Given task:
Seek out every line containing the word "price", and copy each.

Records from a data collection

[Start]

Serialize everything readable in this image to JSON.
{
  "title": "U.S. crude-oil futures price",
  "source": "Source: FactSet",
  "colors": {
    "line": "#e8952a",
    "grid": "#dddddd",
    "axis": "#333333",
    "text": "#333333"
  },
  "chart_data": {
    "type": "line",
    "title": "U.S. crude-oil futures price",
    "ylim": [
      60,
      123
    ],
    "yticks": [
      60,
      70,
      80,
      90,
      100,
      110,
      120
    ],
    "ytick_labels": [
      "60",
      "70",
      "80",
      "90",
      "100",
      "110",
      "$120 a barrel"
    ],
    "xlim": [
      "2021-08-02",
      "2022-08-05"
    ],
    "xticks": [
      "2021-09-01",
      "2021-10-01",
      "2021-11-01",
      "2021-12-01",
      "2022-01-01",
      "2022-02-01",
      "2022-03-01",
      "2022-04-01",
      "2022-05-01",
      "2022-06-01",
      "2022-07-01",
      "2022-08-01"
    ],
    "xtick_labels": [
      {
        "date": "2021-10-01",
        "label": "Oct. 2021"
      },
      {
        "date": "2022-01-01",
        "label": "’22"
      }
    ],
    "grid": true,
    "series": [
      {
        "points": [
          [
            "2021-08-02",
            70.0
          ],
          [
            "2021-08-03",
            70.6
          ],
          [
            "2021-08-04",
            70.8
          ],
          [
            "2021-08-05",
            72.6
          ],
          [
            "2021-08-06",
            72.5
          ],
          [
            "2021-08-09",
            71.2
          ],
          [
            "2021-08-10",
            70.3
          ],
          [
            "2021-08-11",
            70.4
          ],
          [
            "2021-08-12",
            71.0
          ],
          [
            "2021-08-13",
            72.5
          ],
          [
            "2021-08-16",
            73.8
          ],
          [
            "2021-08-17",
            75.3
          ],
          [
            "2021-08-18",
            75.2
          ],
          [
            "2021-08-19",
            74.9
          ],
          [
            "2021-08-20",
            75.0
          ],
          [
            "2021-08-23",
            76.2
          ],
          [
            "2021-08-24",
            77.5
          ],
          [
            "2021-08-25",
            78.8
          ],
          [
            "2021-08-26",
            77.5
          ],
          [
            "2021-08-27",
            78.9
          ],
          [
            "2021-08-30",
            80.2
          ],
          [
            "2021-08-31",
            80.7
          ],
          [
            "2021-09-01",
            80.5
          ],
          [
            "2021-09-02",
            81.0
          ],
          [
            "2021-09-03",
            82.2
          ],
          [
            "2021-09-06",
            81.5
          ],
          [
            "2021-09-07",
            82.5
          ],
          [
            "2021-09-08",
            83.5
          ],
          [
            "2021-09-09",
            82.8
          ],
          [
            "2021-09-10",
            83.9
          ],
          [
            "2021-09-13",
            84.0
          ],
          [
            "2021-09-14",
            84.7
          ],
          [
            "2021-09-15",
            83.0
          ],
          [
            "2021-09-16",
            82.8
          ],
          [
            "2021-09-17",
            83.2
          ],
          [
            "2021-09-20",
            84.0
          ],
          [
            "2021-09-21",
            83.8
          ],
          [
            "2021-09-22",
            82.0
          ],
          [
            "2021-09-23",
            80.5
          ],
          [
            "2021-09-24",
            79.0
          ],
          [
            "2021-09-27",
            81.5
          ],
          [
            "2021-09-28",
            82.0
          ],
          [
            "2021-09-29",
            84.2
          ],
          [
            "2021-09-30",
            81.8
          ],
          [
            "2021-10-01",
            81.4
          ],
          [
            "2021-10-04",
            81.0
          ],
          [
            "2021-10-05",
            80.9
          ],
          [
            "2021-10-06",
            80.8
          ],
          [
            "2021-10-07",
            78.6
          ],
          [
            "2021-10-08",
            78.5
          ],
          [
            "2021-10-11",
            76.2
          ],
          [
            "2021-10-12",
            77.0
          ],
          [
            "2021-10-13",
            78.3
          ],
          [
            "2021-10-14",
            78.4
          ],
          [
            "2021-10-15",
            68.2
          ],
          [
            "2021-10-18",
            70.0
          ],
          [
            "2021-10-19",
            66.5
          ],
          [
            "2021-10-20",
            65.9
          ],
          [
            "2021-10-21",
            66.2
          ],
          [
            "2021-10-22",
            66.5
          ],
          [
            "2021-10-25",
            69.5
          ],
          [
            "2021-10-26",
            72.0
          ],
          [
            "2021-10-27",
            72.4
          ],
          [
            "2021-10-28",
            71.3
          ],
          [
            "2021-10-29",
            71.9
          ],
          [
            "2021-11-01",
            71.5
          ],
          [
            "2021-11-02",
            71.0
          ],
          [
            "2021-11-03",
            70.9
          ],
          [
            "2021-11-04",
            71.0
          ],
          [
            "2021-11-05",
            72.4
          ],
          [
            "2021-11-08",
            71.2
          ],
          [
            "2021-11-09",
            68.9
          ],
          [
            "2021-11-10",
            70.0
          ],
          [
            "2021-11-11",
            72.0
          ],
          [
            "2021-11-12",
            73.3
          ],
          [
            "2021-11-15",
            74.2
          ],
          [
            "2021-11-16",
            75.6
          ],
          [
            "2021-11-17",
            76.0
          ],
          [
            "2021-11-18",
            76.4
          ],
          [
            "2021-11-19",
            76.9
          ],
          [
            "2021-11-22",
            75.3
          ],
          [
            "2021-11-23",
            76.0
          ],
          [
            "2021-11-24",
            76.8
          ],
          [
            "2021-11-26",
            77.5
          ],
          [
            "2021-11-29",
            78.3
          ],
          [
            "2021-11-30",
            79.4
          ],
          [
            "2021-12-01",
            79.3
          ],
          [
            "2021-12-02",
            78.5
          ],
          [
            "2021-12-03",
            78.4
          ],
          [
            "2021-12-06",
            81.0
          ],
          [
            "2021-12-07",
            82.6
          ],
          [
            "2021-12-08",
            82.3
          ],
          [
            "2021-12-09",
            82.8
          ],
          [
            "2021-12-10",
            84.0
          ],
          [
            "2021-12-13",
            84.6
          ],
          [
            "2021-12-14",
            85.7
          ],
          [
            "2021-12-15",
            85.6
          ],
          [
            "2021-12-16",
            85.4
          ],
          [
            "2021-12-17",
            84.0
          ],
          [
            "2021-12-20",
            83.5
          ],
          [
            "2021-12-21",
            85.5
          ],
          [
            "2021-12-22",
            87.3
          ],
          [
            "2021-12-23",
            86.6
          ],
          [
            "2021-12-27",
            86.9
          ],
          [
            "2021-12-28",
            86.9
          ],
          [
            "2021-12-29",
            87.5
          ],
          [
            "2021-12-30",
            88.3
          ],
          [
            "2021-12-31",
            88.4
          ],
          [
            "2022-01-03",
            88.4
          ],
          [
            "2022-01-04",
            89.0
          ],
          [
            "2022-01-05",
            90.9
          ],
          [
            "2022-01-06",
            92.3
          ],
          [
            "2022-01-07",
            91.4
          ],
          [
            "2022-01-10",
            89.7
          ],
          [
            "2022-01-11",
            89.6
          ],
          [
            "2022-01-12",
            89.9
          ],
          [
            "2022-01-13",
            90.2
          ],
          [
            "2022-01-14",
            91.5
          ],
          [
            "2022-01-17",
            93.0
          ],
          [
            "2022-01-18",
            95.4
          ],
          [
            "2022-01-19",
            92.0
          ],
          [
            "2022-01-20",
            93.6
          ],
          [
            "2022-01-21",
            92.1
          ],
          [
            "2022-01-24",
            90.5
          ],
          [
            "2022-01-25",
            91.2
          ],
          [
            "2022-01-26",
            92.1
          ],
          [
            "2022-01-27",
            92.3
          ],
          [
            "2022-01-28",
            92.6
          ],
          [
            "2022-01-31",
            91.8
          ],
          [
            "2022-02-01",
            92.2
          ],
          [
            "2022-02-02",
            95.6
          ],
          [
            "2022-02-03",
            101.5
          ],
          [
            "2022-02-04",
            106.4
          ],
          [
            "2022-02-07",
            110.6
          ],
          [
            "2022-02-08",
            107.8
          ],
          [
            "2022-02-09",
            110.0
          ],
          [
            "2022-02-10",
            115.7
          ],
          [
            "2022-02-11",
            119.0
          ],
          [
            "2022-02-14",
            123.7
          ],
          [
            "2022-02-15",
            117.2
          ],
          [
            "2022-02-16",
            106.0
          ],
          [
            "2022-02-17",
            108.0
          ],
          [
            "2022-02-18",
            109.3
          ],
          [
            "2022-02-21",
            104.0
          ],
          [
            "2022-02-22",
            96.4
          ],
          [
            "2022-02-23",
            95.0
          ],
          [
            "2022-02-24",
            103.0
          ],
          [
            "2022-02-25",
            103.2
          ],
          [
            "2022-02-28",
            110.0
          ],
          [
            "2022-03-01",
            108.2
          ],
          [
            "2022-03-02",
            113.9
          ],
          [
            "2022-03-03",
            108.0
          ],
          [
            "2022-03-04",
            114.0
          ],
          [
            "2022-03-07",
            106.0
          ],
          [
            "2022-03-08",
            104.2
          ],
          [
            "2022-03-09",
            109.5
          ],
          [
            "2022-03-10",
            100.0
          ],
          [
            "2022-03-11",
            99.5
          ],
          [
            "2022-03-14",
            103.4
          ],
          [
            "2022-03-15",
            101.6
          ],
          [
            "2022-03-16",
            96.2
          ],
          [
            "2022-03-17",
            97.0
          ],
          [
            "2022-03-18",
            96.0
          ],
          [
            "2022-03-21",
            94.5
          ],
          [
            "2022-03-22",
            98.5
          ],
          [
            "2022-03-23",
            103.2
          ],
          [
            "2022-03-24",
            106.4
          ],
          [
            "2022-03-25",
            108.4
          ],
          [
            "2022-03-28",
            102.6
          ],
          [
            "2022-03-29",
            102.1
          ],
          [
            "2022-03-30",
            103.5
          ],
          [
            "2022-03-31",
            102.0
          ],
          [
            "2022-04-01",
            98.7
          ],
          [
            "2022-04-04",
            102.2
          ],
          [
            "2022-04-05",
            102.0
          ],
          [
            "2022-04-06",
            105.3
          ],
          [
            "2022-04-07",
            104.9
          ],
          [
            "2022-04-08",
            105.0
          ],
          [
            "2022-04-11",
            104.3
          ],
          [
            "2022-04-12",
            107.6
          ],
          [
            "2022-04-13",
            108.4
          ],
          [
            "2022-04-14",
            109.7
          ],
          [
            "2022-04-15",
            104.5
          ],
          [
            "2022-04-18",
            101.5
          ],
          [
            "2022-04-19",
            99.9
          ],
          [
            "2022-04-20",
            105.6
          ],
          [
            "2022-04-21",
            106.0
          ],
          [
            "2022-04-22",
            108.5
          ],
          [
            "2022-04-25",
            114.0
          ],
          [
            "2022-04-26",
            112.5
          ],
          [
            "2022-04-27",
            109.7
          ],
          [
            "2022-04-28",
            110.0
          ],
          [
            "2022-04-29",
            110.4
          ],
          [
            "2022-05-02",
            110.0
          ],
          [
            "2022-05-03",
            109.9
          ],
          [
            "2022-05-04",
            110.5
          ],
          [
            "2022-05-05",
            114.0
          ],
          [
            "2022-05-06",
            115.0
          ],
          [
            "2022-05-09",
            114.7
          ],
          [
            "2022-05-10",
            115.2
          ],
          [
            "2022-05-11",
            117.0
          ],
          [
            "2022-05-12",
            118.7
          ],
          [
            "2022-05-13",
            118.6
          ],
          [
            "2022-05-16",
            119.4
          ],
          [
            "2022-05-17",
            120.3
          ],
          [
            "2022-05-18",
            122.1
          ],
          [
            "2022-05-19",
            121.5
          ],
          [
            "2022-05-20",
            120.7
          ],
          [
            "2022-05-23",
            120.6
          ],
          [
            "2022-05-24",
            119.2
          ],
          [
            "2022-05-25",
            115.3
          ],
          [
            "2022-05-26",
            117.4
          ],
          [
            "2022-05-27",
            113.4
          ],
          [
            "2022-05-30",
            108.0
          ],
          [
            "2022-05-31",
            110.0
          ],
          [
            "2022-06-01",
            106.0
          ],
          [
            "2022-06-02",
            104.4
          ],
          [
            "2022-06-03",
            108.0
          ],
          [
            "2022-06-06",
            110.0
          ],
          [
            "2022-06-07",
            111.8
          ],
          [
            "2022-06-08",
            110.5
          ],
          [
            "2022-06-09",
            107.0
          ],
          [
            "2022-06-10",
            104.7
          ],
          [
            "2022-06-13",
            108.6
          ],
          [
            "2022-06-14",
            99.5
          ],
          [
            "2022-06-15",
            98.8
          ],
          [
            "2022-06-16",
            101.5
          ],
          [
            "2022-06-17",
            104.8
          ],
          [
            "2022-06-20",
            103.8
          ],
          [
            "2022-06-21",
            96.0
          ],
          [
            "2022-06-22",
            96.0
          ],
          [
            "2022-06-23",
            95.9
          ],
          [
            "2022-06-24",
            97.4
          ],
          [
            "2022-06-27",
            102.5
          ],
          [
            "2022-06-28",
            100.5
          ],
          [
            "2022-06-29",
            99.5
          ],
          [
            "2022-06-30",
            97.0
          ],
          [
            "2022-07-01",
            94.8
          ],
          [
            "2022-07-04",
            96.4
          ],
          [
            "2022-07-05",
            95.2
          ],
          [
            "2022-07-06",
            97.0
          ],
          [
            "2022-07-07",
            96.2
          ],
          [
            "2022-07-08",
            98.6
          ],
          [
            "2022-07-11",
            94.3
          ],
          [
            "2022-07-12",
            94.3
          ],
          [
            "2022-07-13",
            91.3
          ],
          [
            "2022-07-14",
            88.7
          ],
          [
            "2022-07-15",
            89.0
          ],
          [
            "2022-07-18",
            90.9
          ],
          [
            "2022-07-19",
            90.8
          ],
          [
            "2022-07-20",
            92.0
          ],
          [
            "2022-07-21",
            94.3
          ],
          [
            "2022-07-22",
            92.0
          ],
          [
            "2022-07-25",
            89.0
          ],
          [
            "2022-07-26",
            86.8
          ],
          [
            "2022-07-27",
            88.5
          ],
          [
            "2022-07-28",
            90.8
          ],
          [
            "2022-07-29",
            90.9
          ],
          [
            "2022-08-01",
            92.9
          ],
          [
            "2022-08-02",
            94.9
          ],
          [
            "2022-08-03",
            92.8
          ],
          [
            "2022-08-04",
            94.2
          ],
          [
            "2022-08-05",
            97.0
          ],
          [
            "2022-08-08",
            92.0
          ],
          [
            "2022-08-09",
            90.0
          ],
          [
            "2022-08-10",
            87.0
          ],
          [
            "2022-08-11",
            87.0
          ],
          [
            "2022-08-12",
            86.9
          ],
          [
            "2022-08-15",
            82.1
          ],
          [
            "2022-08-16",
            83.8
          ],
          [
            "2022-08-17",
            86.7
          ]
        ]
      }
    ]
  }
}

[End]

Completed exercise:
  "title": "U.S. crude-oil futures price",
    "title": "U.S. crude-oil futures price",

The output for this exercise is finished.